* [Job]
Can you write out the whole listing exactly?

* [Data supplied]
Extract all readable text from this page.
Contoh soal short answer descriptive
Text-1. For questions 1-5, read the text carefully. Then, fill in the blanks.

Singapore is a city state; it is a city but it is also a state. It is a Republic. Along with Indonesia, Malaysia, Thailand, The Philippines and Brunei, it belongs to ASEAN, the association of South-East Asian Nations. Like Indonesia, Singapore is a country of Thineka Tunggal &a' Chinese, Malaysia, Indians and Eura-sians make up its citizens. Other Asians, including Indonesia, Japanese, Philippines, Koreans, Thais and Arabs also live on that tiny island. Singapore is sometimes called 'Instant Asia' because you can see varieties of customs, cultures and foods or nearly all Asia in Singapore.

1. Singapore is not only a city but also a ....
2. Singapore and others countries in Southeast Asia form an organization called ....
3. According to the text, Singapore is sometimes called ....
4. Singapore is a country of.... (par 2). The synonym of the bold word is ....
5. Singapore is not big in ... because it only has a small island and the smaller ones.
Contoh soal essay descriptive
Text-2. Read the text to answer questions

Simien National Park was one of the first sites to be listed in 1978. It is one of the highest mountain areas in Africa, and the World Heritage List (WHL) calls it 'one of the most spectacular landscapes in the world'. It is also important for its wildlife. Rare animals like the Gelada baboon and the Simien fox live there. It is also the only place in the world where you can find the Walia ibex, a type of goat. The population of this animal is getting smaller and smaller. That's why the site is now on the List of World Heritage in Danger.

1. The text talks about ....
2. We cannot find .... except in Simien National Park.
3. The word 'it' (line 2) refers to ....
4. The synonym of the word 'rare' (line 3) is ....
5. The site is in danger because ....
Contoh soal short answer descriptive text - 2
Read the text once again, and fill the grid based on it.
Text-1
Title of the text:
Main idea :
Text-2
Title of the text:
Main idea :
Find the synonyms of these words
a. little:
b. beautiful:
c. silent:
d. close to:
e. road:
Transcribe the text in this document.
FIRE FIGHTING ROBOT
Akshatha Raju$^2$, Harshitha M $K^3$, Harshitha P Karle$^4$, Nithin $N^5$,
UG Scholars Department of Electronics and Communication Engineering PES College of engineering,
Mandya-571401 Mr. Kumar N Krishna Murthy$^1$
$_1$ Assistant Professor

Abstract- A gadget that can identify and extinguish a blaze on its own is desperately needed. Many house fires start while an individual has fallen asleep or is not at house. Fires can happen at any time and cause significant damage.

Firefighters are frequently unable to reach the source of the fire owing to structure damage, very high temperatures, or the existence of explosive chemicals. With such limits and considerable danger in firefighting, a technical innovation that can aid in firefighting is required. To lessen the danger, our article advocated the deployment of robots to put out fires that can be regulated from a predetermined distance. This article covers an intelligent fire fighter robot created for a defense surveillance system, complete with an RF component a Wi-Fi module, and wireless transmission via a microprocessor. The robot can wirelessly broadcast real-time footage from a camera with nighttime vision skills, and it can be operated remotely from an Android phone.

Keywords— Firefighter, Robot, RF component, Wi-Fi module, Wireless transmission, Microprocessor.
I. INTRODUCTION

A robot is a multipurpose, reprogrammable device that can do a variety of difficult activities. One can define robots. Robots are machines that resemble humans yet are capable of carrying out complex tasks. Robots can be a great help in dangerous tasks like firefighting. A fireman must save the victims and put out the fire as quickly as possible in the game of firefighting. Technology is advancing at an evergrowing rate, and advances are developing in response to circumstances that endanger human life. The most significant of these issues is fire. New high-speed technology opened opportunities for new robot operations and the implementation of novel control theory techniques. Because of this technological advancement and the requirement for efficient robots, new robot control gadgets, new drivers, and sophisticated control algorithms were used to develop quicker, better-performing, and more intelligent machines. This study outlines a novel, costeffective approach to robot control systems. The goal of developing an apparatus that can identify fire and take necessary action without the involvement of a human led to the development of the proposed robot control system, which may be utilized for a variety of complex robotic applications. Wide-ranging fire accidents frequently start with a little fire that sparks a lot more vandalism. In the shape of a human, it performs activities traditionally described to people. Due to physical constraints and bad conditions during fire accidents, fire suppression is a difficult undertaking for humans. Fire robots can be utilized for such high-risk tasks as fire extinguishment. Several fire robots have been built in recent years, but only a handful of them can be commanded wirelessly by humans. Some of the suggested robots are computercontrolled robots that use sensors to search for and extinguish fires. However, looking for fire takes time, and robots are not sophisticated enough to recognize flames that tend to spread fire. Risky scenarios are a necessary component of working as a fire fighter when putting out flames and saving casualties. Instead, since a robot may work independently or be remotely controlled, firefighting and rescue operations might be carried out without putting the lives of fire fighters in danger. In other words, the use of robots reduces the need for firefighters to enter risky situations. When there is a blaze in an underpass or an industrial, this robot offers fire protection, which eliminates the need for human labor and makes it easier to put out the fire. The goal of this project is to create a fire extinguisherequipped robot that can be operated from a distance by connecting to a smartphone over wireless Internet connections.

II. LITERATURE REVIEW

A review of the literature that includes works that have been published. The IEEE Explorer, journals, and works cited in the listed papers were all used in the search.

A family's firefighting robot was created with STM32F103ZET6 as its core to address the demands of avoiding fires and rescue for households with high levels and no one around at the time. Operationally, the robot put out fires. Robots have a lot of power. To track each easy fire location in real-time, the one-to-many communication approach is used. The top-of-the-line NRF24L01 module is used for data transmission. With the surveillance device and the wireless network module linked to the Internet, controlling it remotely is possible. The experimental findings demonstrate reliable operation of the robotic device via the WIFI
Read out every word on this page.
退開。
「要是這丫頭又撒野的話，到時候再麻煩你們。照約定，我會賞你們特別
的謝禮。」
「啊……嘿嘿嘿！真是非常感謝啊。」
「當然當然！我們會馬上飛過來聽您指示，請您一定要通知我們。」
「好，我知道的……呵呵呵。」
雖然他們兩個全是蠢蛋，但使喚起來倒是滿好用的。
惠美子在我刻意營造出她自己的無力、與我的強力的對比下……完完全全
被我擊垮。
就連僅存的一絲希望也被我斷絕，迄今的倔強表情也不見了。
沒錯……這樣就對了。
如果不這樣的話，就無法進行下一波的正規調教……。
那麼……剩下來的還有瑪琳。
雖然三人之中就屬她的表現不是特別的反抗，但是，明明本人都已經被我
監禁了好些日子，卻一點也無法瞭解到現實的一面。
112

* [Output for this exercise]
Extract all readable text from this page.
Contoh soal short answer descriptive
Text-1. For questions 1-5, read the text carefully. Then, fill in the blanks.

Singapore is a city state; it is a city but it is also a state. It is a Republic. Along with Indonesia, Malaysia, Thailand, The Philippines and Brunei, it belongs to ASEAN, the association of South-East Asian Nations. Like Indonesia, Singapore is a country of Thineka Tunggal &a' Chinese, Malaysia, Indians and Eura-sians make up its citizens. Other Asians, including Indonesia, Japanese, Philippines, Koreans, Thais and Arabs also live on that tiny island. Singapore is sometimes called 'Instant Asia' because you can see varieties of customs, cultures and foods or nearly all Asia in Singapore.

1. Singapore is not only a city but also a ....
2. Singapore and others countries in Southeast Asia form an organization called ....
3. According to the text, Singapore is sometimes called ....
4. Singapore is a country of.... (par 2). The synonym of the bold word is ....
5. Singapore is not big in ... because it only has a small island and the smaller ones.
Contoh soal essay descriptive
Text-2. Read the text to answer questions

Simien National Park was one of the first sites to be listed in 1978. It is one of the highest mountain areas in Africa, and the World Heritage List (WHL) calls it 'one of the most spectacular landscapes in the world'. It is also important for its wildlife. Rare animals like the Gelada baboon and the Simien fox live there. It is also the only place in the world where you can find the Walia ibex, a type of goat. The population of this animal is getting smaller and smaller. That's why the site is now on the List of World Heritage in Danger.

1. The text talks about ....
2. We cannot find .... except in Simien National Park.
3. The word 'it' (line 2) refers to ....
4. The synonym of the word 'rare' (line 3) is ....
5. The site is in danger because ....
Contoh soal short answer descriptive text - 2
Read the text once again, and fill the grid based on it.
Text-1
Title of the text:
Main idea :
Text-2
Title of the text:
Main idea :
Find the synonyms of these words
a. little:
b. beautiful:
c. silent:
d. close to:
e. road:
Transcribe the text in this document.
FIRE FIGHTING ROBOT
Akshatha Raju$^2$, Harshitha M $K^3$, Harshitha P Karle$^4$, Nithin $N^5$,
UG Scholars Department of Electronics and Communication Engineering PES College of engineering,
Mandya-571401 Mr. Kumar N Krishna Murthy$^1$
$_1$ Assistant Professor

Abstract- A gadget that can identify and extinguish a blaze on its own is desperately needed. Many house fires start while an individual has fallen asleep or is not at house. Fires can happen at any time and cause significant damage.

Firefighters are frequently unable to reach the source of the fire owing to structure damage, very high temperatures, or the existence of explosive chemicals. With such limits and considerable danger in firefighting, a technical innovation that can aid in firefighting is required. To lessen the danger, our article advocated the deployment of robots to put out fires that can be regulated from a predetermined distance. This article covers an intelligent fire fighter robot created for a defense surveillance system, complete with an RF component a Wi-Fi module, and wireless transmission via a microprocessor. The robot can wirelessly broadcast real-time footage from a camera with nighttime vision skills, and it can be operated remotely from an Android phone.

Keywords— Firefighter, Robot, RF component, Wi-Fi module, Wireless transmission, Microprocessor.
I. INTRODUCTION

A robot is a multipurpose, reprogrammable device that can do a variety of difficult activities. One can define robots. Robots are machines that resemble humans yet are capable of carrying out complex tasks. Robots can be a great help in dangerous tasks like firefighting. A fireman must save the victims and put out the fire as quickly as possible in the game of firefighting. Technology is advancing at an evergrowing rate, and advances are developing in response to circumstances that endanger human life. The most significant of these issues is fire. New high-speed technology opened opportunities for new robot operations and the implementation of novel control theory techniques. Because of this technological advancement and the requirement for efficient robots, new robot control gadgets, new drivers, and sophisticated control algorithms were used to develop quicker, better-performing, and more intelligent machines. This study outlines a novel, costeffective approach to robot control systems. The goal of developing an apparatus that can identify fire and take necessary action without the involvement of a human led to the development of the proposed robot control system, which may be utilized for a variety of complex robotic applications. Wide-ranging fire accidents frequently start with a little fire that sparks a lot more vandalism. In the shape of a human, it performs activities traditionally described to people. Due to physical constraints and bad conditions during fire accidents, fire suppression is a difficult undertaking for humans. Fire robots can be utilized for such high-risk tasks as fire extinguishment. Several fire robots have been built in recent years, but only a handful of them can be commanded wirelessly by humans. Some of the suggested robots are computercontrolled robots that use sensors to search for and extinguish fires. However, looking for fire takes time, and robots are not sophisticated enough to recognize flames that tend to spread fire. Risky scenarios are a necessary component of working as a fire fighter when putting out flames and saving casualties. Instead, since a robot may work independently or be remotely controlled, firefighting and rescue operations might be carried out without putting the lives of fire fighters in danger. In other words, the use of robots reduces the need for firefighters to enter risky situations. When there is a blaze in an underpass or an industrial, this robot offers fire protection, which eliminates the need for human labor and makes it easier to put out the fire. The goal of this project is to create a fire extinguisherequipped robot that can be operated from a distance by connecting to a smartphone over wireless Internet connections.

II. LITERATURE REVIEW

A review of the literature that includes works that have been published. The IEEE Explorer, journals, and works cited in the listed papers were all used in the search.

A family's firefighting robot was created with STM32F103ZET6 as its core to address the demands of avoiding fires and rescue for households with high levels and no one around at the time. Operationally, the robot put out fires. Robots have a lot of power. To track each easy fire location in real-time, the one-to-many communication approach is used. The top-of-the-line NRF24L01 module is used for data transmission. With the surveillance device and the wireless network module linked to the Internet, controlling it remotely is possible. The experimental findings demonstrate reliable operation of the robotic device via the WIFI
Read out every word on this page.
退開。
「要是這丫頭又撒野的話，到時候再麻煩你們。照約定，我會賞你們特別
的謝禮。」
「啊……嘿嘿嘿！真是非常感謝啊。」
「當然當然！我們會馬上飛過來聽您指示，請您一定要通知我們。」
「好，我知道的……呵呵呵。」
雖然他們兩個全是蠢蛋，但使喚起來倒是滿好用的。
惠美子在我刻意營造出她自己的無力、與我的強力的對比下……完完全全
被我擊垮。
就連僅存的一絲希望也被我斷絕，迄今的倔強表情也不見了。
沒錯……這樣就對了。
如果不這樣的話，就無法進行下一波的正規調教……。
那麼……剩下來的還有瑪琳。
雖然三人之中就屬她的表現不是特別的反抗，但是，明明本人都已經被我
監禁了好些日子，卻一點也無法瞭解到現實的一面。
112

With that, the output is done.